◆ WHAT THIS TASK INVOLVES:
With the images removed, repeat the data below exactly.

— start AVAILABLE DATA —

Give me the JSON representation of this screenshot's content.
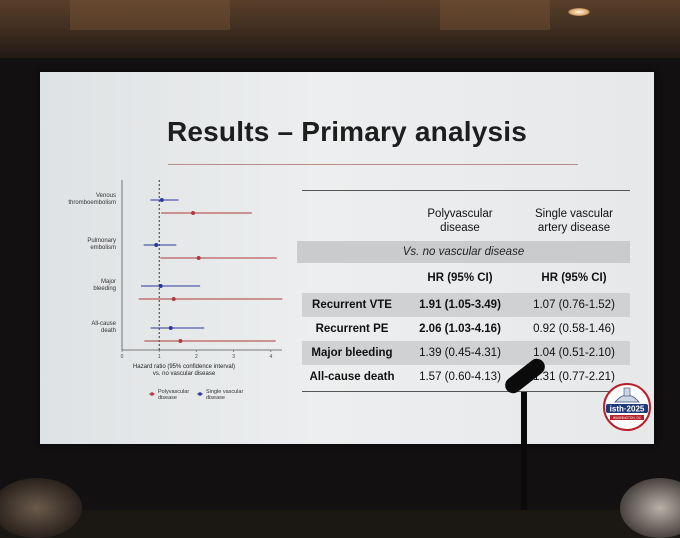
{
  "slide": {
    "title": "Results – Primary analysis"
  },
  "table": {
    "columns": [
      "",
      "Polyvascular disease",
      "Single vascular artery disease"
    ],
    "col1_line1": "Polyvascular",
    "col1_line2": "disease",
    "col2_line1": "Single vascular",
    "col2_line2": "artery disease",
    "subheader": "Vs. no vascular disease",
    "metric_label": "HR (95% CI)",
    "rows": [
      {
        "label": "Recurrent VTE",
        "poly": "1.91 (1.05-3.49)",
        "single": "1.07 (0.76-1.52)",
        "poly_bold": true
      },
      {
        "label": "Recurrent PE",
        "poly": "2.06 (1.03-4.16)",
        "single": "0.92 (0.58-1.46)",
        "poly_bold": true
      },
      {
        "label": "Major bleeding",
        "poly": "1.39 (0.45-4.31)",
        "single": "1.04 (0.51-2.10)",
        "poly_bold": false
      },
      {
        "label": "All-cause death",
        "poly": "1.57 (0.60-4.13)",
        "single": "1.31 (0.77-2.21)",
        "poly_bold": false
      }
    ]
  },
  "chart_data": {
    "type": "scatter",
    "xlabel": "Hazard ratio (95% confidence interval) vs. no vascular disease",
    "xlabel_line1": "Hazard ratio (95% confidence interval)",
    "xlabel_line2": "vs. no vascular disease",
    "xlim": [
      0,
      4.3
    ],
    "x_ticks": [
      0,
      1,
      2,
      3,
      4
    ],
    "reference_line": 1,
    "outcomes": [
      {
        "label_line1": "Venous",
        "label_line2": "thromboembolism"
      },
      {
        "label_line1": "Pulmonary",
        "label_line2": "embolism"
      },
      {
        "label_line1": "Major",
        "label_line2": "bleeding"
      },
      {
        "label_line1": "All-cause",
        "label_line2": "death"
      }
    ],
    "series": [
      {
        "name": "Single vascular disease",
        "color": "#2b3a9a",
        "points": [
          {
            "hr": 1.07,
            "low": 0.76,
            "high": 1.52
          },
          {
            "hr": 0.92,
            "low": 0.58,
            "high": 1.46
          },
          {
            "hr": 1.04,
            "low": 0.51,
            "high": 2.1
          },
          {
            "hr": 1.31,
            "low": 0.77,
            "high": 2.21
          }
        ]
      },
      {
        "name": "Polyvascular disease",
        "color": "#b03a3a",
        "points": [
          {
            "hr": 1.91,
            "low": 1.05,
            "high": 3.49
          },
          {
            "hr": 2.06,
            "low": 1.03,
            "high": 4.16
          },
          {
            "hr": 1.39,
            "low": 0.45,
            "high": 4.31
          },
          {
            "hr": 1.57,
            "low": 0.6,
            "high": 4.13
          }
        ]
      }
    ],
    "legend": [
      {
        "line1": "Polyvascular",
        "line2": "disease",
        "color": "#b03a3a"
      },
      {
        "line1": "Single vascular",
        "line2": "disease",
        "color": "#2b3a9a"
      }
    ]
  },
  "logo": {
    "text": "isth·2025",
    "banner": "WASHINGTON, DC"
  }
}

— end AVAILABLE DATA —

◆ TASK SOLUTION:
Give me the JSON representation of this screenshot's content.
{
  "slide": {
    "title": "Results – Primary analysis"
  },
  "table": {
    "columns": [
      "",
      "Polyvascular disease",
      "Single vascular artery disease"
    ],
    "col1_line1": "Polyvascular",
    "col1_line2": "disease",
    "col2_line1": "Single vascular",
    "col2_line2": "artery disease",
    "subheader": "Vs. no vascular disease",
    "metric_label": "HR (95% CI)",
    "rows": [
      {
        "label": "Recurrent VTE",
        "poly": "1.91 (1.05-3.49)",
        "single": "1.07 (0.76-1.52)",
        "poly_bold": true
      },
      {
        "label": "Recurrent PE",
        "poly": "2.06 (1.03-4.16)",
        "single": "0.92 (0.58-1.46)",
        "poly_bold": true
      },
      {
        "label": "Major bleeding",
        "poly": "1.39 (0.45-4.31)",
        "single": "1.04 (0.51-2.10)",
        "poly_bold": false
      },
      {
        "label": "All-cause death",
        "poly": "1.57 (0.60-4.13)",
        "single": "1.31 (0.77-2.21)",
        "poly_bold": false
      }
    ]
  },
  "chart_data": {
    "type": "scatter",
    "xlabel": "Hazard ratio (95% confidence interval) vs. no vascular disease",
    "xlabel_line1": "Hazard ratio (95% confidence interval)",
    "xlabel_line2": "vs. no vascular disease",
    "xlim": [
      0,
      4.3
    ],
    "x_ticks": [
      0,
      1,
      2,
      3,
      4
    ],
    "reference_line": 1,
    "outcomes": [
      {
        "label_line1": "Venous",
        "label_line2": "thromboembolism"
      },
      {
        "label_line1": "Pulmonary",
        "label_line2": "embolism"
      },
      {
        "label_line1": "Major",
        "label_line2": "bleeding"
      },
      {
        "label_line1": "All-cause",
        "label_line2": "death"
      }
    ],
    "series": [
      {
        "name": "Single vascular disease",
        "color": "#2b3a9a",
        "points": [
          {
            "hr": 1.07,
            "low": 0.76,
            "high": 1.52
          },
          {
            "hr": 0.92,
            "low": 0.58,
            "high": 1.46
          },
          {
            "hr": 1.04,
            "low": 0.51,
            "high": 2.1
          },
          {
            "hr": 1.31,
            "low": 0.77,
            "high": 2.21
          }
        ]
      },
      {
        "name": "Polyvascular disease",
        "color": "#b03a3a",
        "points": [
          {
            "hr": 1.91,
            "low": 1.05,
            "high": 3.49
          },
          {
            "hr": 2.06,
            "low": 1.03,
            "high": 4.16
          },
          {
            "hr": 1.39,
            "low": 0.45,
            "high": 4.31
          },
          {
            "hr": 1.57,
            "low": 0.6,
            "high": 4.13
          }
        ]
      }
    ],
    "legend": [
      {
        "line1": "Polyvascular",
        "line2": "disease",
        "color": "#b03a3a"
      },
      {
        "line1": "Single vascular",
        "line2": "disease",
        "color": "#2b3a9a"
      }
    ]
  },
  "logo": {
    "text": "isth·2025",
    "banner": "WASHINGTON, DC"
  }
}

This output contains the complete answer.